DIRECTIONS FOR THIS TASK:
Would you please copy each line below that includes the string "elements"?

GIVEN DATA:
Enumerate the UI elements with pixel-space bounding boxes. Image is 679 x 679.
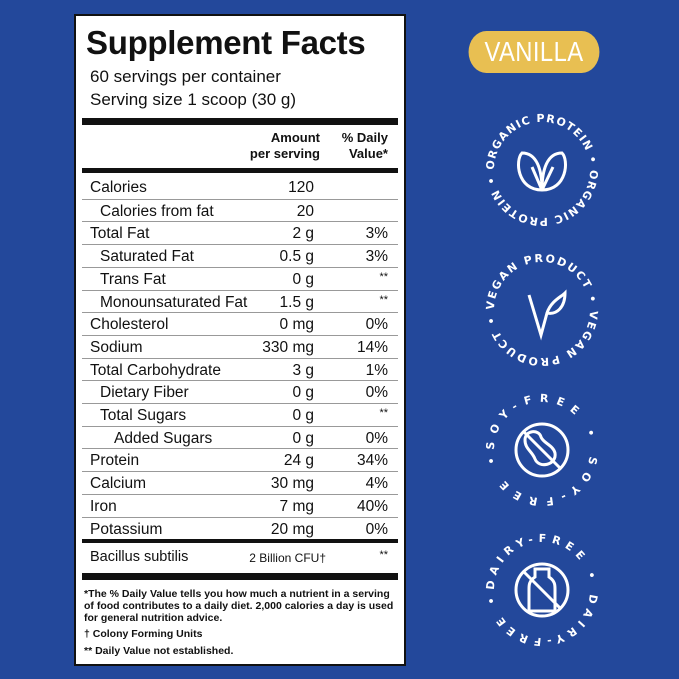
badge-text: ORGANIC PROTEIN • ORGANIC PROTEIN •	[484, 112, 601, 228]
nutrient-daily-value: **	[379, 293, 388, 306]
nutrient-amount: 0 g	[292, 429, 314, 447]
nutrient-row: Trans Fat 0 g **	[82, 266, 398, 290]
nutrient-row: Calories from fat 20	[82, 198, 398, 222]
badge-no-soy: SOY-FREE • SOY-FREE •	[484, 392, 599, 508]
badge-text: VEGAN PRODUCT • VEGAN PRODUCT •	[484, 252, 600, 368]
nutrient-name: Protein	[90, 452, 140, 470]
footnote-cfu: † Colony Forming Units	[84, 628, 203, 640]
nutrient-row: Calories 120	[82, 176, 398, 199]
no-soy-icon	[514, 422, 570, 478]
nutrient-name: Sodium	[90, 338, 143, 356]
nutrient-daily-value: 0%	[365, 384, 388, 402]
nutrient-amount: 3 g	[292, 361, 314, 379]
nutrient-row: Calcium 30 mg 4%	[82, 471, 398, 494]
nutrient-row: Saturated Fat 0.5 g 3%	[82, 244, 398, 267]
label-title: Supplement Facts	[86, 24, 366, 61]
nutrient-amount: 0 g	[292, 270, 314, 288]
nutrient-amount: 0 g	[292, 384, 314, 402]
nutrient-amount: 0.5 g	[279, 248, 314, 266]
nutrient-row: Total Fat 2 g 3%	[82, 221, 398, 244]
nutrient-row: Monounsaturated Fat 1.5 g **	[82, 289, 398, 313]
nutrient-row: Total Sugars 0 g **	[82, 403, 398, 426]
nutrient-amount: 7 mg	[279, 497, 314, 515]
nutrient-row: Iron 7 mg 40%	[82, 493, 398, 517]
nutrient-row: Potassium 20 mg 0%	[82, 516, 398, 540]
nutrient-name: Total Fat	[90, 225, 150, 243]
nutrient-daily-value: 3%	[365, 248, 388, 266]
divider	[82, 168, 398, 173]
nutrient-name: Total Carbohydrate	[90, 361, 221, 379]
nutrient-daily-value: 0%	[365, 316, 388, 334]
divider	[82, 118, 398, 125]
badge-no-dairy: DAIRY-FREE • DAIRY-FREE •	[484, 532, 599, 648]
nutrient-name: Saturated Fat	[100, 248, 194, 266]
nutrient-daily-value: 34%	[356, 452, 388, 470]
nutrient-name: Monounsaturated Fat	[100, 293, 248, 311]
nutrient-row: Protein 24 g 34%	[82, 448, 398, 471]
nutrient-daily-value: 0%	[365, 429, 388, 447]
leaf-icon	[517, 151, 567, 192]
servings-per-container: 60 servings per container	[90, 67, 281, 86]
footnote-daily-value: *The % Daily Value tells you how much a …	[84, 588, 394, 624]
nutrient-amount: 30 mg	[270, 475, 314, 493]
nutrient-row: Added Sugars 0 g 0%	[82, 425, 398, 449]
divider	[82, 539, 398, 543]
nutrient-daily-value: 3%	[365, 225, 388, 243]
nutrient-name: Iron	[90, 497, 117, 515]
nutrient-amount: 24 g	[283, 452, 314, 470]
supplement-facts-label: Supplement Facts 60 servings per contain…	[74, 14, 406, 666]
nutrient-row: Dietary Fiber 0 g 0%	[82, 380, 398, 403]
nutrient-daily-value: 40%	[356, 497, 388, 515]
nutrient-daily-value: **	[379, 407, 388, 419]
nutrient-amount: 1.5 g	[279, 293, 314, 311]
nutrient-daily-value: 14%	[356, 338, 388, 356]
nutrient-row: Total Carbohydrate 3 g 1%	[82, 357, 398, 381]
nutrient-daily-value: 4%	[365, 475, 388, 493]
nutrient-name: Calories from fat	[100, 202, 214, 220]
nutrient-daily-value: **	[379, 270, 388, 283]
daily-value-header: % Daily Value*	[341, 130, 388, 161]
nutrient-amount: 120	[288, 179, 314, 196]
nutrient-name: Added Sugars	[114, 429, 213, 447]
footnote-not-established: ** Daily Value not established.	[84, 645, 234, 657]
bacillus-row: Bacillus subtilis 2 Billion CFU† **	[90, 549, 388, 565]
nutrient-name: Total Sugars	[100, 407, 187, 424]
nutrient-amount: 20 mg	[270, 520, 314, 538]
nutrient-name: Cholesterol	[90, 316, 169, 334]
nutrient-name: Potassium	[90, 520, 163, 538]
serving-size: Serving size 1 scoop (30 g)	[90, 90, 296, 109]
no-dairy-icon	[514, 562, 570, 618]
vegan-leaf-icon	[527, 289, 567, 341]
nutrient-amount: 20	[296, 202, 314, 220]
nutrient-name: Dietary Fiber	[100, 384, 189, 402]
nutrient-name: Calories	[90, 179, 147, 196]
nutrient-amount: 330 mg	[262, 338, 314, 356]
nutrient-row: Sodium 330 mg 14%	[82, 334, 398, 358]
nutrient-row: Cholesterol 0 mg 0%	[82, 312, 398, 335]
nutrient-amount: 0 g	[292, 407, 314, 424]
badge-vegan-leaf: VEGAN PRODUCT • VEGAN PRODUCT •	[484, 252, 600, 368]
flavor-badge: VANILLA	[468, 31, 600, 73]
nutrient-amount: 0 mg	[279, 316, 314, 334]
divider	[82, 573, 398, 580]
nutrient-daily-value: 1%	[365, 361, 388, 379]
nutrient-name: Trans Fat	[100, 270, 166, 288]
badge-leaf: ORGANIC PROTEIN • ORGANIC PROTEIN •	[484, 112, 601, 228]
nutrient-daily-value: 0%	[365, 520, 388, 538]
nutrient-amount: 2 g	[292, 225, 314, 243]
amount-header: Amount per serving	[249, 130, 320, 161]
nutrient-name: Calcium	[90, 475, 146, 493]
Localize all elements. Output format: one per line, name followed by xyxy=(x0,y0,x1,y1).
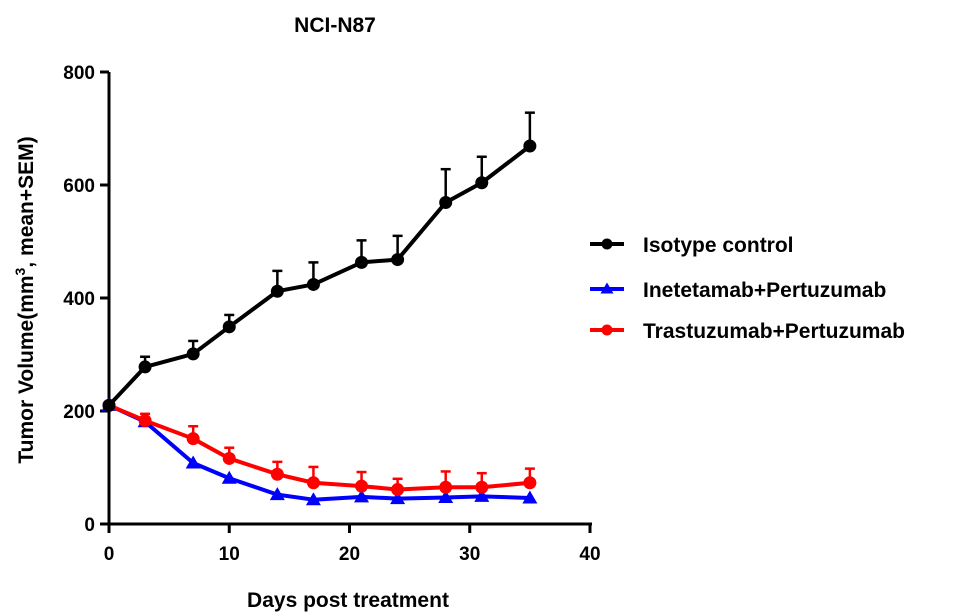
data-point-circle xyxy=(601,324,613,336)
data-point-triangle xyxy=(185,455,201,469)
x-tick-label: 20 xyxy=(339,544,360,565)
y-tick-label: 0 xyxy=(84,515,95,536)
data-point-circle xyxy=(186,347,200,361)
data-point-triangle xyxy=(438,489,454,503)
data-point-triangle xyxy=(221,470,237,484)
legend-item: Inetetamab+Pertuzumab xyxy=(590,279,886,302)
data-point-circle xyxy=(523,476,537,490)
data-point-circle xyxy=(270,467,284,481)
series-2 xyxy=(102,398,537,497)
data-point-circle xyxy=(222,451,236,465)
data-point-circle xyxy=(439,196,453,210)
data-point-circle xyxy=(391,483,405,497)
data-point-circle xyxy=(355,255,369,269)
data-point-triangle xyxy=(474,488,490,502)
series-0 xyxy=(102,111,537,412)
data-point-triangle xyxy=(600,282,614,294)
series-line xyxy=(107,144,532,407)
data-point-circle xyxy=(102,398,116,412)
data-point-circle xyxy=(475,480,489,494)
data-point-triangle xyxy=(522,490,538,504)
data-point-circle xyxy=(138,360,152,374)
y-axis-label-main: Tumor Volume(mm xyxy=(15,275,38,463)
legend: Isotype control Inetetamab+Pertuzumab Tras… xyxy=(590,234,905,343)
data-point-triangle xyxy=(354,489,370,503)
data-point-circle xyxy=(138,414,152,428)
y-axis-label: Tumor Volume(mm3, mean+SEM) xyxy=(12,136,38,463)
legend-item: Trastuzumab+Pertuzumab xyxy=(590,320,905,343)
data-point-circle xyxy=(186,432,200,446)
y-tick-label: 400 xyxy=(63,289,95,310)
x-tick-label: 30 xyxy=(459,544,480,565)
y-axis-label-sup: 3 xyxy=(12,267,28,275)
data-point-circle xyxy=(306,476,320,490)
data-point-circle xyxy=(306,277,320,291)
y-tick-label: 600 xyxy=(63,176,95,197)
data-point-circle xyxy=(222,320,236,334)
x-tick-label: 0 xyxy=(104,544,115,565)
y-tick-label: 800 xyxy=(63,63,95,84)
x-axis-label: Days post treatment xyxy=(247,589,449,612)
data-point-circle xyxy=(270,284,284,298)
data-point-circle xyxy=(523,139,537,153)
legend-label: Isotype control xyxy=(643,234,794,257)
legend-label: Trastuzumab+Pertuzumab xyxy=(643,320,905,343)
data-point-circle xyxy=(391,253,405,267)
chart-title: NCI-N87 xyxy=(294,14,376,37)
data-point-triangle xyxy=(305,492,321,506)
data-point-circle xyxy=(355,479,369,493)
legend-item: Isotype control xyxy=(590,234,794,257)
data-point-circle xyxy=(439,480,453,494)
data-point-triangle xyxy=(269,487,285,501)
data-point-circle xyxy=(475,176,489,190)
x-tick-label: 10 xyxy=(219,544,240,565)
x-tick-label: 40 xyxy=(579,544,600,565)
y-axis-label-tail: , mean+SEM) xyxy=(15,136,38,267)
data-point-circle xyxy=(601,238,613,250)
legend-label: Inetetamab+Pertuzumab xyxy=(643,279,886,302)
y-tick-label: 200 xyxy=(63,402,95,423)
data-point-triangle xyxy=(390,491,406,505)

ANSWER SPACE:
Enumerate the UI elements with pixel-space bounding boxes. Image is 679 x 679.
Localize all elements. Output format: one per line, name followed by xyxy=(x0,y0,x1,y1).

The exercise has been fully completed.